Data provided start

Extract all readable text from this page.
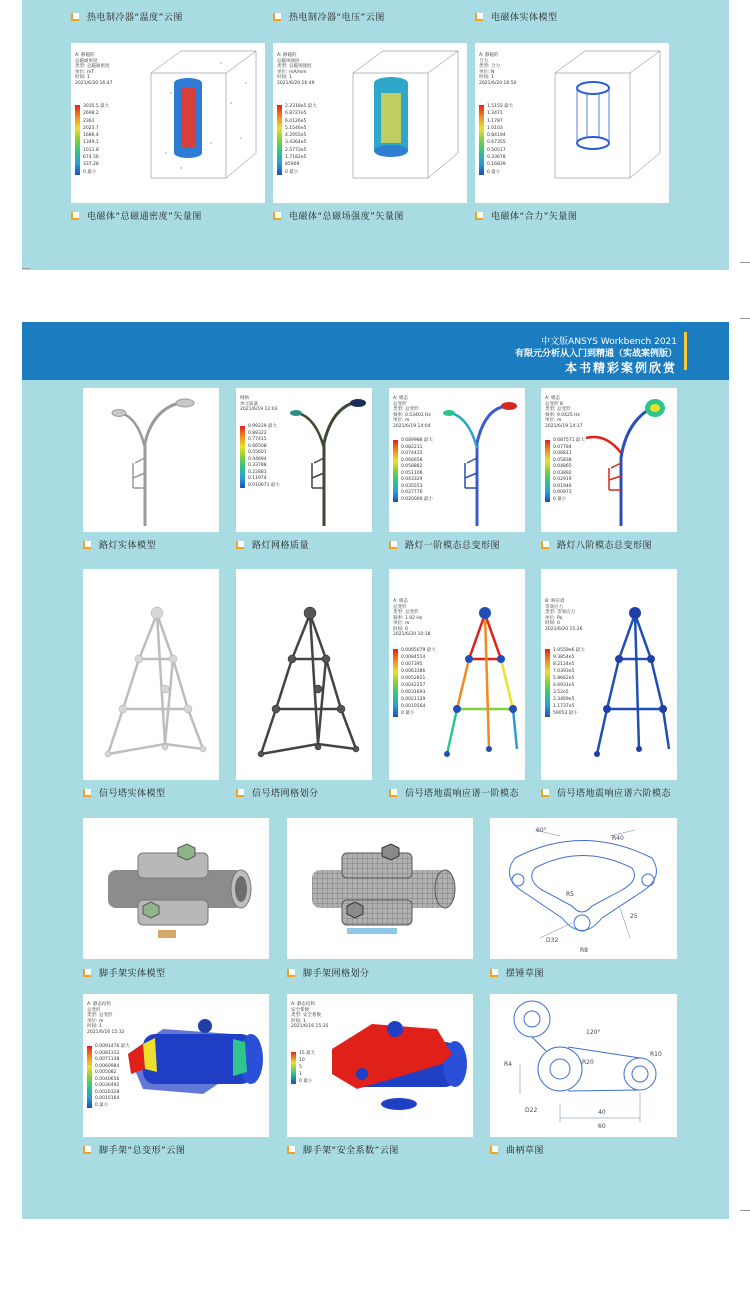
热电制冷器“温度”云图	热电制冷器“电压”云图	电磁体实体模型
A: 静磁的
总磁通密度
类型: 总磁通密度
单位: mT
时间: 1
2021/6/20 16:47
3035.5 最大
2698.2
2361
2023.7
1686.4
1349.1
1011.8
674.56
337.28
0 最小
A: 静磁的
总磁场强度
类型: 总磁场强度
单位: mA/mm
时间: 1
2021/6/20 16:49
2.2318e5 最大
6.8727e5
6.0126e5
5.1546e5
4.2955e5
3.4364e5
2.5773e5
1.7182e5
85909
0 最小
A: 静磁的
合力
类型: 合力
单位: N
时间: 1
2021/6/20 16:50
1.5155 最大
1.3471
1.1787
1.0103
0.84194
0.67355
0.50517
0.33678
0.16839
0 最小
电磁体“总磁通密度”矢量图	电磁体“总磁场强度”矢量图	电磁体“合力”矢量图
中文版ANSYS Workbench 2021
有限元分析从入门到精通（实战案例版）
本书精彩案例欣赏
网格
单元质量
2021/6/19 12:03
0.99229 最大
0.88322
0.77415
0.66508
0.55601
0.44694
0.33788
0.22881
0.11974
0.010671 最小
A: 模态
总变形
类型: 总变形
频率: 0.53403 Hz
单位: m
2021/6/19 14:04
0.089988 最大
0.082211
0.074435
0.066658
0.058882
0.051106
0.043329
0.035553
0.027776
0.020000 最小
A: 模态
总变形 8
类型: 总变形
频率: 9.0425 Hz
单位: m
2021/6/19 14:17
0.087571 最大
0.07784
0.06811
0.05838
0.04865
0.03892
0.02919
0.01946
0.00973
0 最小
路灯实体模型	路灯网格质量	路灯一阶模态总变形图	路灯八阶模态总变形图
A: 模态
总变形
类型: 总变形
频率: 1.92 Hz
单位: m
时间: 0
2021/6/20 10:18
0.0095079 最大
0.0084514
0.007395
0.0063386
0.0052821
0.0042257
0.0031693
0.0021129
0.0010564
0 最小
B: 响应谱
等效应力
类型: 等效应力
单位: Pa
时间: 0
2021/6/20 15:26
1.0559e6 最大
9.3854e5
8.2124e5
7.0393e5
5.8662e5
4.6931e5
3.52e5
2.3469e5
1.1737e5
59053 最小
信号塔实体模型	信号塔网格划分	信号塔地震响应谱一阶模态	信号塔地震响应谱六阶模态
60°
R40
R5
25
D32
R8
脚手架实体模型	脚手架网格划分	摆锤草图
A: 静态结构
总变形
类型: 总变形
单位: m
时间: 1
2021/6/16 15:32
0.0091476 最大
0.0081312
0.0071148
0.0060984
0.005082
0.0040656
0.0030492
0.0020328
0.0010164
0 最小
A: 静态结构
安全系数
类型: 安全系数
时间: 1
2021/6/16 15:35
15 最大
10
5
1
0 最小
120°
R10
R20
40
60
D22
R4
脚手架“总变形”云图	脚手架“安全系数”云图	曲柄草图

Data provided end

Task to carry out:
Your copy should match the entries exactly, minus the pictures.

Full response:
Extract all readable text from this page.
热电制冷器“温度”云图	热电制冷器“电压”云图	电磁体实体模型
A: 静磁的
总磁通密度
类型: 总磁通密度
单位: mT
时间: 1
2021/6/20 16:47
3035.5 最大
2698.2
2361
2023.7
1686.4
1349.1
1011.8
674.56
337.28
0 最小
A: 静磁的
总磁场强度
类型: 总磁场强度
单位: mA/mm
时间: 1
2021/6/20 16:49
2.2318e5 最大
6.8727e5
6.0126e5
5.1546e5
4.2955e5
3.4364e5
2.5773e5
1.7182e5
85909
0 最小
A: 静磁的
合力
类型: 合力
单位: N
时间: 1
2021/6/20 16:50
1.5155 最大
1.3471
1.1787
1.0103
0.84194
0.67355
0.50517
0.33678
0.16839
0 最小
电磁体“总磁通密度”矢量图	电磁体“总磁场强度”矢量图	电磁体“合力”矢量图
中文版ANSYS Workbench 2021
有限元分析从入门到精通（实战案例版）
本书精彩案例欣赏
网格
单元质量
2021/6/19 12:03
0.99229 最大
0.88322
0.77415
0.66508
0.55601
0.44694
0.33788
0.22881
0.11974
0.010671 最小
A: 模态
总变形
类型: 总变形
频率: 0.53403 Hz
单位: m
2021/6/19 14:04
0.089988 最大
0.082211
0.074435
0.066658
0.058882
0.051106
0.043329
0.035553
0.027776
0.020000 最小
A: 模态
总变形 8
类型: 总变形
频率: 9.0425 Hz
单位: m
2021/6/19 14:17
0.087571 最大
0.07784
0.06811
0.05838
0.04865
0.03892
0.02919
0.01946
0.00973
0 最小
路灯实体模型	路灯网格质量	路灯一阶模态总变形图	路灯八阶模态总变形图
A: 模态
总变形
类型: 总变形
频率: 1.92 Hz
单位: m
时间: 0
2021/6/20 10:18
0.0095079 最大
0.0084514
0.007395
0.0063386
0.0052821
0.0042257
0.0031693
0.0021129
0.0010564
0 最小
B: 响应谱
等效应力
类型: 等效应力
单位: Pa
时间: 0
2021/6/20 15:26
1.0559e6 最大
9.3854e5
8.2124e5
7.0393e5
5.8662e5
4.6931e5
3.52e5
2.3469e5
1.1737e5
59053 最小
信号塔实体模型	信号塔网格划分	信号塔地震响应谱一阶模态	信号塔地震响应谱六阶模态
60°
R40
R5
25
D32
R8
脚手架实体模型	脚手架网格划分	摆锤草图
A: 静态结构
总变形
类型: 总变形
单位: m
时间: 1
2021/6/16 15:32
0.0091476 最大
0.0081312
0.0071148
0.0060984
0.005082
0.0040656
0.0030492
0.0020328
0.0010164
0 最小
A: 静态结构
安全系数
类型: 安全系数
时间: 1
2021/6/16 15:35
15 最大
10
5
1
0 最小
120°
R10
R20
40
60
D22
R4
脚手架“总变形”云图	脚手架“安全系数”云图	曲柄草图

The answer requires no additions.